### The problem
In your copy, repeat the records exactly and leave out the pictures.

[BEGIN Data supplied]

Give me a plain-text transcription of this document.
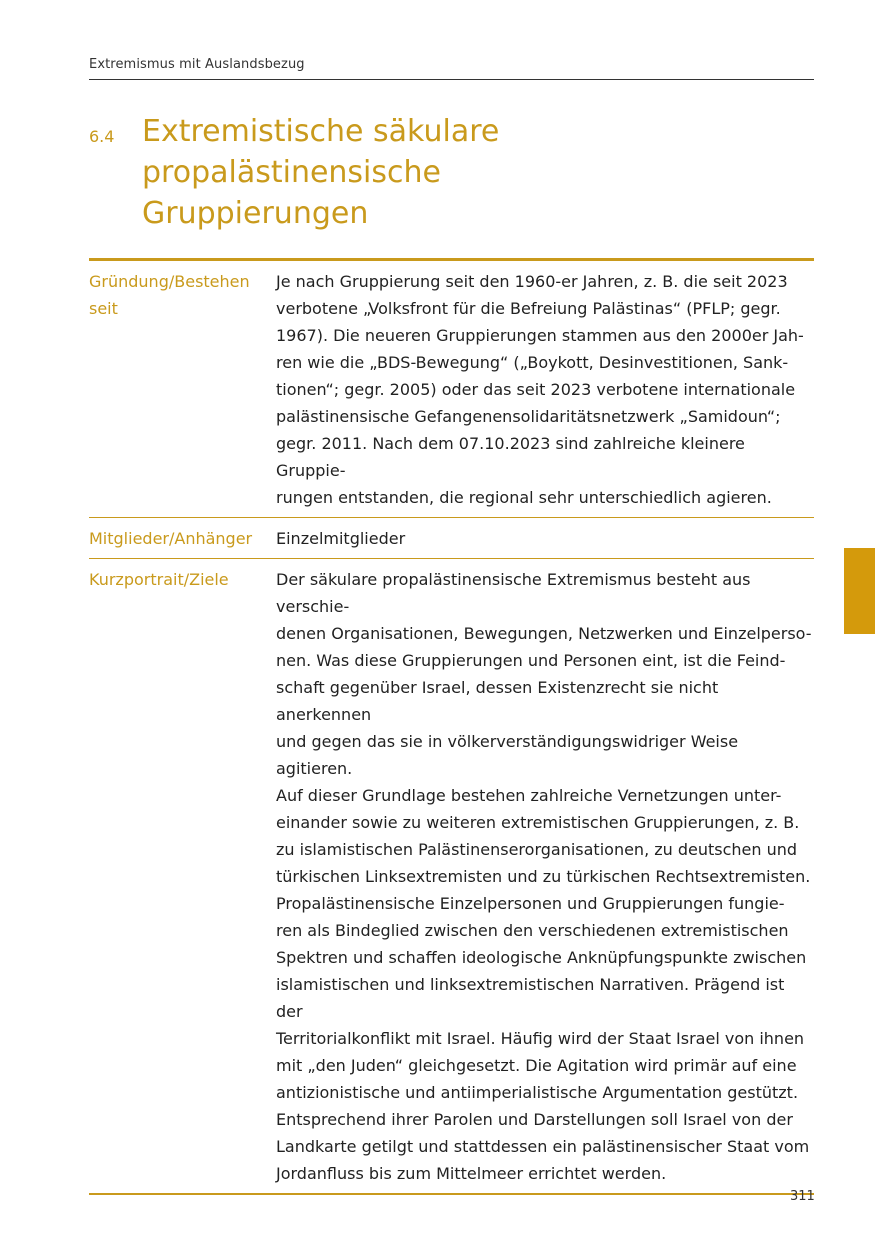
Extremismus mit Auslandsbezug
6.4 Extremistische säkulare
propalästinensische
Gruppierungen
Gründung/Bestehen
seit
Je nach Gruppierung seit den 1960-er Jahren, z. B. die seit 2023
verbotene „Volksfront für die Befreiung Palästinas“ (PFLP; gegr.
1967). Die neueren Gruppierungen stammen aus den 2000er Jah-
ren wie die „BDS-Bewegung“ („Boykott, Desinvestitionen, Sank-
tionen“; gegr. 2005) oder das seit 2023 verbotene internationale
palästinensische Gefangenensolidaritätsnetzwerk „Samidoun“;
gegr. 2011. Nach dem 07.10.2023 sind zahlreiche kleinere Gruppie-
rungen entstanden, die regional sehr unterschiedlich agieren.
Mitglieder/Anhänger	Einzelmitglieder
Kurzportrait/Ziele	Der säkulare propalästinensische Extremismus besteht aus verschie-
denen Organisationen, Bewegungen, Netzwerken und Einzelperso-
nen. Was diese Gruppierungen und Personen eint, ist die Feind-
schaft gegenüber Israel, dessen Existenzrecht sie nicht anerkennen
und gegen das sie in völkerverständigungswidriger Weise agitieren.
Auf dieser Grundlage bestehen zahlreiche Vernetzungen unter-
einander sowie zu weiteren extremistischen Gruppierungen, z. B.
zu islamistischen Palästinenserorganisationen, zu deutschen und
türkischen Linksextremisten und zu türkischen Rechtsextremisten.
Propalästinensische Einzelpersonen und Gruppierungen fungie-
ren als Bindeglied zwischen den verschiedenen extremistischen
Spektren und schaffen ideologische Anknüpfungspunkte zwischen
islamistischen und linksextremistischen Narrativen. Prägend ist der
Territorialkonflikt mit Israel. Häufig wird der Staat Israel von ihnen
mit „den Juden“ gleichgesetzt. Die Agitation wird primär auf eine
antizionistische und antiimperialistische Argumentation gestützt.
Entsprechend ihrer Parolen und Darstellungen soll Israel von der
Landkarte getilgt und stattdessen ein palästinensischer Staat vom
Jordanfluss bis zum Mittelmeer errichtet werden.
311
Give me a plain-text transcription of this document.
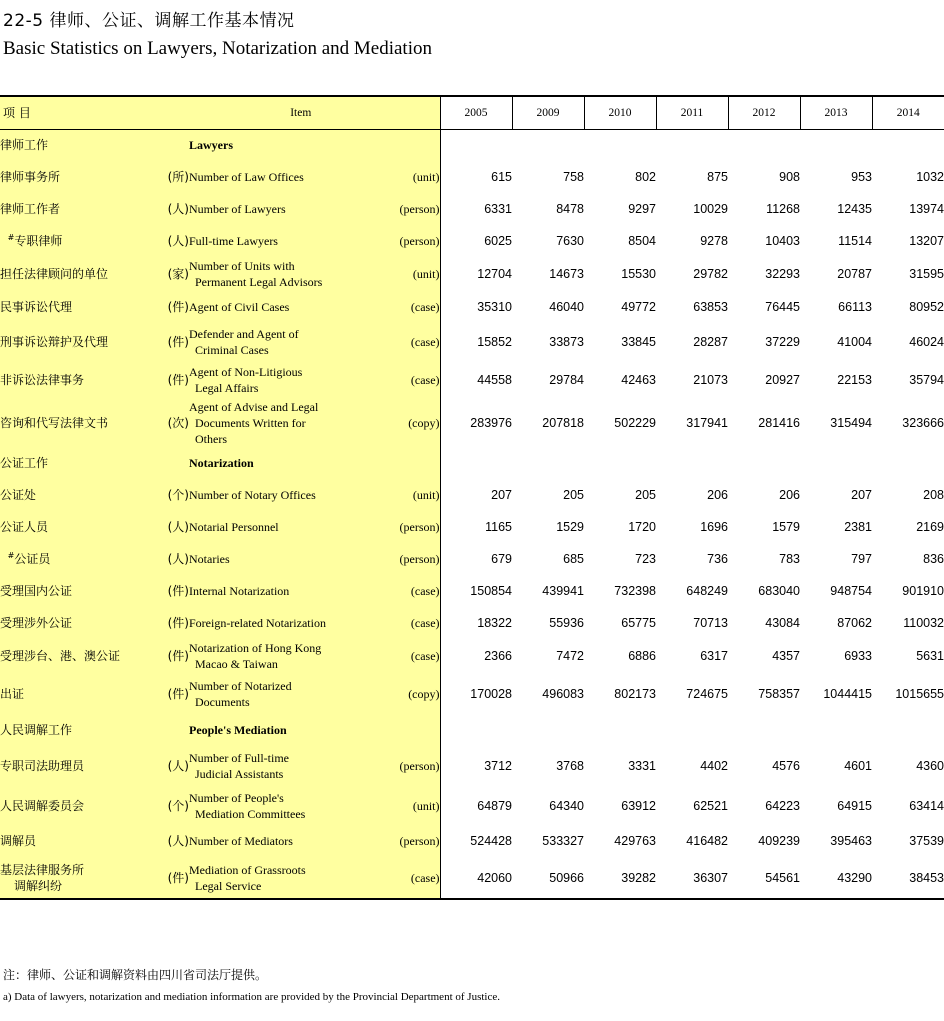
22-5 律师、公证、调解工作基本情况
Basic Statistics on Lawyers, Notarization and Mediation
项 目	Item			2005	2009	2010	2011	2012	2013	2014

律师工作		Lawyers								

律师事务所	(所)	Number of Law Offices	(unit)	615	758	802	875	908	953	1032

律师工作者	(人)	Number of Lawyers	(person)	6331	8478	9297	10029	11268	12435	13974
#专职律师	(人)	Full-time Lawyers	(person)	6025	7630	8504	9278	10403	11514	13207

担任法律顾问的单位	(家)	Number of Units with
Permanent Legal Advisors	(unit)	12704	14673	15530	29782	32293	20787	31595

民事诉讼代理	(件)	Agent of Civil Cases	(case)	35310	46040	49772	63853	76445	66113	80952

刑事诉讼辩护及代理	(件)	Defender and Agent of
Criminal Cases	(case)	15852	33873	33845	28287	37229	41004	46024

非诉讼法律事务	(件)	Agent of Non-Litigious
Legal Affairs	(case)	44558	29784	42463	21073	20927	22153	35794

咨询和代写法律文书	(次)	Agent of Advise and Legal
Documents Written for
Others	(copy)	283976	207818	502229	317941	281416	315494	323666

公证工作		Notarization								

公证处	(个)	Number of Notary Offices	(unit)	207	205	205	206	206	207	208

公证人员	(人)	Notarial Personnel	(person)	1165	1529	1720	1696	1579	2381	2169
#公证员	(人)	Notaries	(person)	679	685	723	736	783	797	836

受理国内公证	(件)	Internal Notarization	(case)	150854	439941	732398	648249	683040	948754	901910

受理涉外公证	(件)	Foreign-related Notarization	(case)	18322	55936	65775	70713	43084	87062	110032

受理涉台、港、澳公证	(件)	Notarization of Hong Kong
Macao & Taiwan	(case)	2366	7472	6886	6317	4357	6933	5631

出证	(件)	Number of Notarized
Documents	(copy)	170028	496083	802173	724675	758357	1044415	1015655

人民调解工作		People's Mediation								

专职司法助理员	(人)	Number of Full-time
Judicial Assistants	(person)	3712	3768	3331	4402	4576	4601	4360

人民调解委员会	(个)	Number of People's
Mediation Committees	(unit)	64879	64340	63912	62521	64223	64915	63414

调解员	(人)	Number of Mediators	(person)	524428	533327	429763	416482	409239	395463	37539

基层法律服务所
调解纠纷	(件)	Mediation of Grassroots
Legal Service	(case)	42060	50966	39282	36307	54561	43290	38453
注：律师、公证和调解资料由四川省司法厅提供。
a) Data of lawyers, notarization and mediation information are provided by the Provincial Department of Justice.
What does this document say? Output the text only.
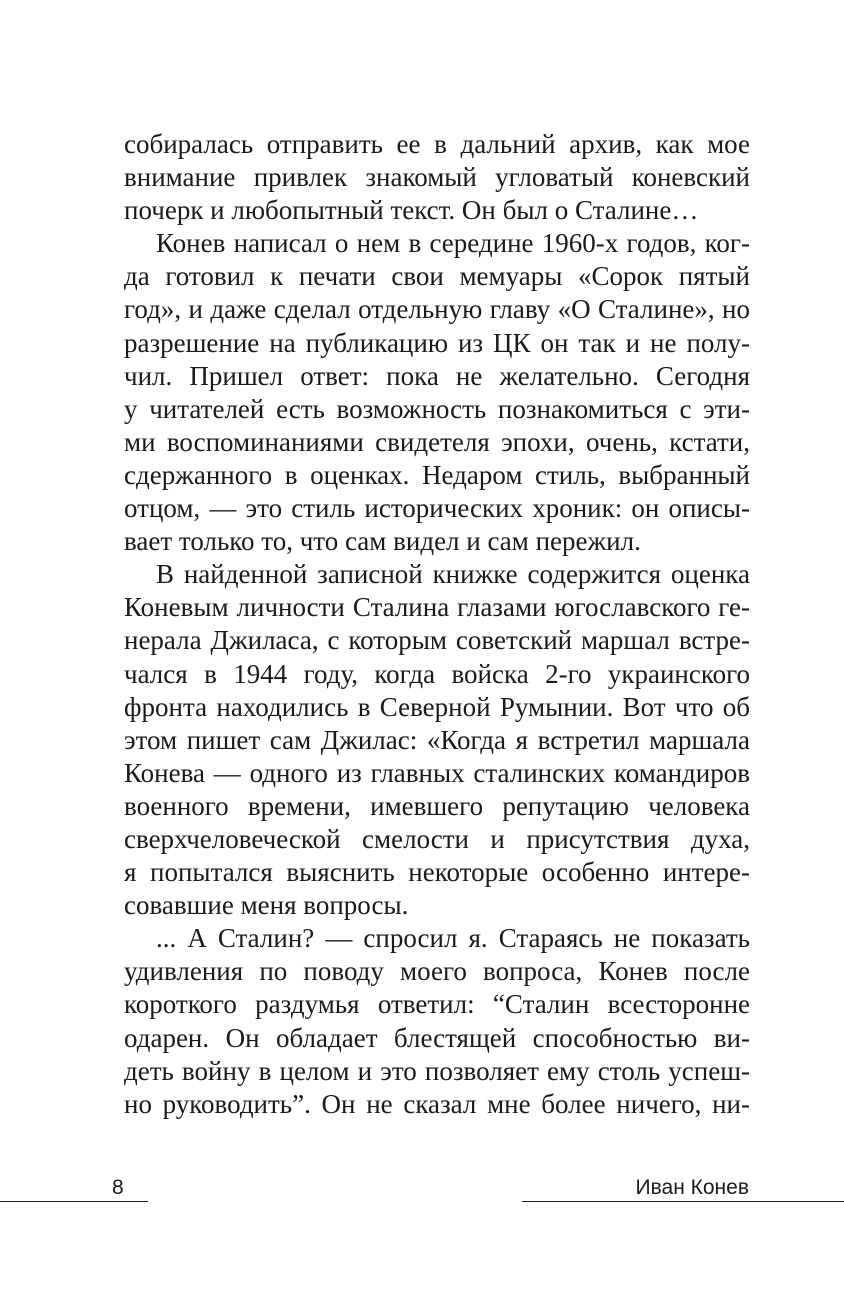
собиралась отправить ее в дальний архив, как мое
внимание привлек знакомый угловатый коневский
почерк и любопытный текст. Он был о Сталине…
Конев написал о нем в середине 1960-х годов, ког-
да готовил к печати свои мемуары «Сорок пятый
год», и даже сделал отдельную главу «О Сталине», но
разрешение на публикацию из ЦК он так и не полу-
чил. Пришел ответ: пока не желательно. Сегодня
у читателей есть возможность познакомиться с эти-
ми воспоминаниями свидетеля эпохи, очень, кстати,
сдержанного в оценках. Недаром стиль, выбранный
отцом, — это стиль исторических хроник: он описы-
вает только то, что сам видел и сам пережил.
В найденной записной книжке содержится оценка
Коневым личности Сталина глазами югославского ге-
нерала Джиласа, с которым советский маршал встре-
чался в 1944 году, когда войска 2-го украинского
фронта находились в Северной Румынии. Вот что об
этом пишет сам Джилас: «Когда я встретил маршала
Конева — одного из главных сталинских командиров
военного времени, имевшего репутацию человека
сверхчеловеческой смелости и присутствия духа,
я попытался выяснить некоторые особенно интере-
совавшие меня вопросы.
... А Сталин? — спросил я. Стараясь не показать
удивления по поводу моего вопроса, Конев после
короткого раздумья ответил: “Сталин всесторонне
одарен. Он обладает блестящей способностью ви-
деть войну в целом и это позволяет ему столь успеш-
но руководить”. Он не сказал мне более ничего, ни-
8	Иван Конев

[END Data supplied]

### Reply
Give me a plain-text transcription of this document.
Extremismus mit Auslandsbezug
6.4 Extremistische säkulare
propalästinensische
Gruppierungen
Gründung/Bestehen
seit
Je nach Gruppierung seit den 1960-er Jahren, z. B. die seit 2023
verbotene „Volksfront für die Befreiung Palästinas“ (PFLP; gegr.
1967). Die neueren Gruppierungen stammen aus den 2000er Jah-
ren wie die „BDS-Bewegung“ („Boykott, Desinvestitionen, Sank-
tionen“; gegr. 2005) oder das seit 2023 verbotene internationale
palästinensische Gefangenensolidaritätsnetzwerk „Samidoun“;
gegr. 2011. Nach dem 07.10.2023 sind zahlreiche kleinere Gruppie-
rungen entstanden, die regional sehr unterschiedlich agieren.
Mitglieder/Anhänger	Einzelmitglieder
Kurzportrait/Ziele	Der säkulare propalästinensische Extremismus besteht aus verschie-
denen Organisationen, Bewegungen, Netzwerken und Einzelperso-
nen. Was diese Gruppierungen und Personen eint, ist die Feind-
schaft gegenüber Israel, dessen Existenzrecht sie nicht anerkennen
und gegen das sie in völkerverständigungswidriger Weise agitieren.
Auf dieser Grundlage bestehen zahlreiche Vernetzungen unter-
einander sowie zu weiteren extremistischen Gruppierungen, z. B.
zu islamistischen Palästinenserorganisationen, zu deutschen und
türkischen Linksextremisten und zu türkischen Rechtsextremisten.
Propalästinensische Einzelpersonen und Gruppierungen fungie-
ren als Bindeglied zwischen den verschiedenen extremistischen
Spektren und schaffen ideologische Anknüpfungspunkte zwischen
islamistischen und linksextremistischen Narrativen. Prägend ist der
Territorialkonflikt mit Israel. Häufig wird der Staat Israel von ihnen
mit „den Juden“ gleichgesetzt. Die Agitation wird primär auf eine
antizionistische und antiimperialistische Argumentation gestützt.
Entsprechend ihrer Parolen und Darstellungen soll Israel von der
Landkarte getilgt und stattdessen ein palästinensischer Staat vom
Jordanfluss bis zum Mittelmeer errichtet werden.
311
Give me a plain-text transcription of this document.
22-5 律师、公证、调解工作基本情况
Basic Statistics on Lawyers, Notarization and Mediation
项 目	Item			2005	2009	2010	2011	2012	2013	2014

律师工作		Lawyers								

律师事务所	(所)	Number of Law Offices	(unit)	615	758	802	875	908	953	1032

律师工作者	(人)	Number of Lawyers	(person)	6331	8478	9297	10029	11268	12435	13974
#专职律师	(人)	Full-time Lawyers	(person)	6025	7630	8504	9278	10403	11514	13207

担任法律顾问的单位	(家)	Number of Units with
Permanent Legal Advisors	(unit)	12704	14673	15530	29782	32293	20787	31595

民事诉讼代理	(件)	Agent of Civil Cases	(case)	35310	46040	49772	63853	76445	66113	80952

刑事诉讼辩护及代理	(件)	Defender and Agent of
Criminal Cases	(case)	15852	33873	33845	28287	37229	41004	46024

非诉讼法律事务	(件)	Agent of Non-Litigious
Legal Affairs	(case)	44558	29784	42463	21073	20927	22153	35794

咨询和代写法律文书	(次)	Agent of Advise and Legal
Documents Written for
Others	(copy)	283976	207818	502229	317941	281416	315494	323666

公证工作		Notarization								

公证处	(个)	Number of Notary Offices	(unit)	207	205	205	206	206	207	208

公证人员	(人)	Notarial Personnel	(person)	1165	1529	1720	1696	1579	2381	2169
#公证员	(人)	Notaries	(person)	679	685	723	736	783	797	836

受理国内公证	(件)	Internal Notarization	(case)	150854	439941	732398	648249	683040	948754	901910

受理涉外公证	(件)	Foreign-related Notarization	(case)	18322	55936	65775	70713	43084	87062	110032

受理涉台、港、澳公证	(件)	Notarization of Hong Kong
Macao & Taiwan	(case)	2366	7472	6886	6317	4357	6933	5631

出证	(件)	Number of Notarized
Documents	(copy)	170028	496083	802173	724675	758357	1044415	1015655

人民调解工作		People's Mediation								

专职司法助理员	(人)	Number of Full-time
Judicial Assistants	(person)	3712	3768	3331	4402	4576	4601	4360

人民调解委员会	(个)	Number of People's
Mediation Committees	(unit)	64879	64340	63912	62521	64223	64915	63414

调解员	(人)	Number of Mediators	(person)	524428	533327	429763	416482	409239	395463	37539

基层法律服务所
调解纠纷	(件)	Mediation of Grassroots
Legal Service	(case)	42060	50966	39282	36307	54561	43290	38453
注：律师、公证和调解资料由四川省司法厅提供。
a) Data of lawyers, notarization and mediation information are provided by the Provincial Department of Justice.
What does this document say? Output the text only.
собиралась отправить ее в дальний архив, как мое
внимание привлек знакомый угловатый коневский
почерк и любопытный текст. Он был о Сталине…
Конев написал о нем в середине 1960-х годов, ког-
да готовил к печати свои мемуары «Сорок пятый
год», и даже сделал отдельную главу «О Сталине», но
разрешение на публикацию из ЦК он так и не полу-
чил. Пришел ответ: пока не желательно. Сегодня
у читателей есть возможность познакомиться с эти-
ми воспоминаниями свидетеля эпохи, очень, кстати,
сдержанного в оценках. Недаром стиль, выбранный
отцом, — это стиль исторических хроник: он описы-
вает только то, что сам видел и сам пережил.
В найденной записной книжке содержится оценка
Коневым личности Сталина глазами югославского ге-
нерала Джиласа, с которым советский маршал встре-
чался в 1944 году, когда войска 2-го украинского
фронта находились в Северной Румынии. Вот что об
этом пишет сам Джилас: «Когда я встретил маршала
Конева — одного из главных сталинских командиров
военного времени, имевшего репутацию человека
сверхчеловеческой смелости и присутствия духа,
я попытался выяснить некоторые особенно интере-
совавшие меня вопросы.
... А Сталин? — спросил я. Стараясь не показать
удивления по поводу моего вопроса, Конев после
короткого раздумья ответил: “Сталин всесторонне
одарен. Он обладает блестящей способностью ви-
деть войну в целом и это позволяет ему столь успеш-
но руководить”. Он не сказал мне более ничего, ни-
8	Иван Конев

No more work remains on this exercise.